Take the material below and write it all out again exactly.

======== GIVEN RECORDS

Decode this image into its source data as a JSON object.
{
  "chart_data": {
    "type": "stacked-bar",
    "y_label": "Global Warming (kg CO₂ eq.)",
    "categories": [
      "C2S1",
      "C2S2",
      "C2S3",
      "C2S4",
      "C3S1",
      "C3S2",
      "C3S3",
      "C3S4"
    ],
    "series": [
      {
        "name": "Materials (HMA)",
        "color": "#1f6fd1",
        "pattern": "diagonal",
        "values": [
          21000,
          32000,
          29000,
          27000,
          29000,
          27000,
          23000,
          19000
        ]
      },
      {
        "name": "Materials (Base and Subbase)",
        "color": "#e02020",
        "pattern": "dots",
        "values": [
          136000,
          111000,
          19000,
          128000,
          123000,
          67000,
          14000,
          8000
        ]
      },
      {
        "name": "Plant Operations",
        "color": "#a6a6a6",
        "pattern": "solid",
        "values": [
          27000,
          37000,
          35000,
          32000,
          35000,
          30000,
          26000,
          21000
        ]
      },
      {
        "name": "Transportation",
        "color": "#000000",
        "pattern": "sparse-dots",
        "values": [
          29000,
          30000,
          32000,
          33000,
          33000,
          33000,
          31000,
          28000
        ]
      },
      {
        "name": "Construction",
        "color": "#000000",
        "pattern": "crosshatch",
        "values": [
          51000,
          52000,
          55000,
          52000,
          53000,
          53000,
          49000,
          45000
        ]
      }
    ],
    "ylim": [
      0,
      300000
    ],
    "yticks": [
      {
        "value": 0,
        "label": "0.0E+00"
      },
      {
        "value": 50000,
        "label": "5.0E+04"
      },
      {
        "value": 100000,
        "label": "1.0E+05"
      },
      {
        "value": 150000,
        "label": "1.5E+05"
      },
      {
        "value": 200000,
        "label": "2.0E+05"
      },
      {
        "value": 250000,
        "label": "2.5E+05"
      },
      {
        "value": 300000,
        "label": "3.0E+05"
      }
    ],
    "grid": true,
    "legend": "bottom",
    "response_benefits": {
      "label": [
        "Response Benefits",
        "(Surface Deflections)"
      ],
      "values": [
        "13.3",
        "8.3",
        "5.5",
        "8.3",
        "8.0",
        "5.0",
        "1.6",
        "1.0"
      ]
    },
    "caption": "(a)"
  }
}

================

### THE OUTPUT
Decode this image into its source data as a JSON object.
{
  "chart_data": {
    "type": "stacked-bar",
    "y_label": "Global Warming (kg CO₂ eq.)",
    "categories": [
      "C2S1",
      "C2S2",
      "C2S3",
      "C2S4",
      "C3S1",
      "C3S2",
      "C3S3",
      "C3S4"
    ],
    "series": [
      {
        "name": "Materials (HMA)",
        "color": "#1f6fd1",
        "pattern": "diagonal",
        "values": [
          21000,
          32000,
          29000,
          27000,
          29000,
          27000,
          23000,
          19000
        ]
      },
      {
        "name": "Materials (Base and Subbase)",
        "color": "#e02020",
        "pattern": "dots",
        "values": [
          136000,
          111000,
          19000,
          128000,
          123000,
          67000,
          14000,
          8000
        ]
      },
      {
        "name": "Plant Operations",
        "color": "#a6a6a6",
        "pattern": "solid",
        "values": [
          27000,
          37000,
          35000,
          32000,
          35000,
          30000,
          26000,
          21000
        ]
      },
      {
        "name": "Transportation",
        "color": "#000000",
        "pattern": "sparse-dots",
        "values": [
          29000,
          30000,
          32000,
          33000,
          33000,
          33000,
          31000,
          28000
        ]
      },
      {
        "name": "Construction",
        "color": "#000000",
        "pattern": "crosshatch",
        "values": [
          51000,
          52000,
          55000,
          52000,
          53000,
          53000,
          49000,
          45000
        ]
      }
    ],
    "ylim": [
      0,
      300000
    ],
    "yticks": [
      {
        "value": 0,
        "label": "0.0E+00"
      },
      {
        "value": 50000,
        "label": "5.0E+04"
      },
      {
        "value": 100000,
        "label": "1.0E+05"
      },
      {
        "value": 150000,
        "label": "1.5E+05"
      },
      {
        "value": 200000,
        "label": "2.0E+05"
      },
      {
        "value": 250000,
        "label": "2.5E+05"
      },
      {
        "value": 300000,
        "label": "3.0E+05"
      }
    ],
    "grid": true,
    "legend": "bottom",
    "response_benefits": {
      "label": [
        "Response Benefits",
        "(Surface Deflections)"
      ],
      "values": [
        "13.3",
        "8.3",
        "5.5",
        "8.3",
        "8.0",
        "5.0",
        "1.6",
        "1.0"
      ]
    },
    "caption": "(a)"
  }
}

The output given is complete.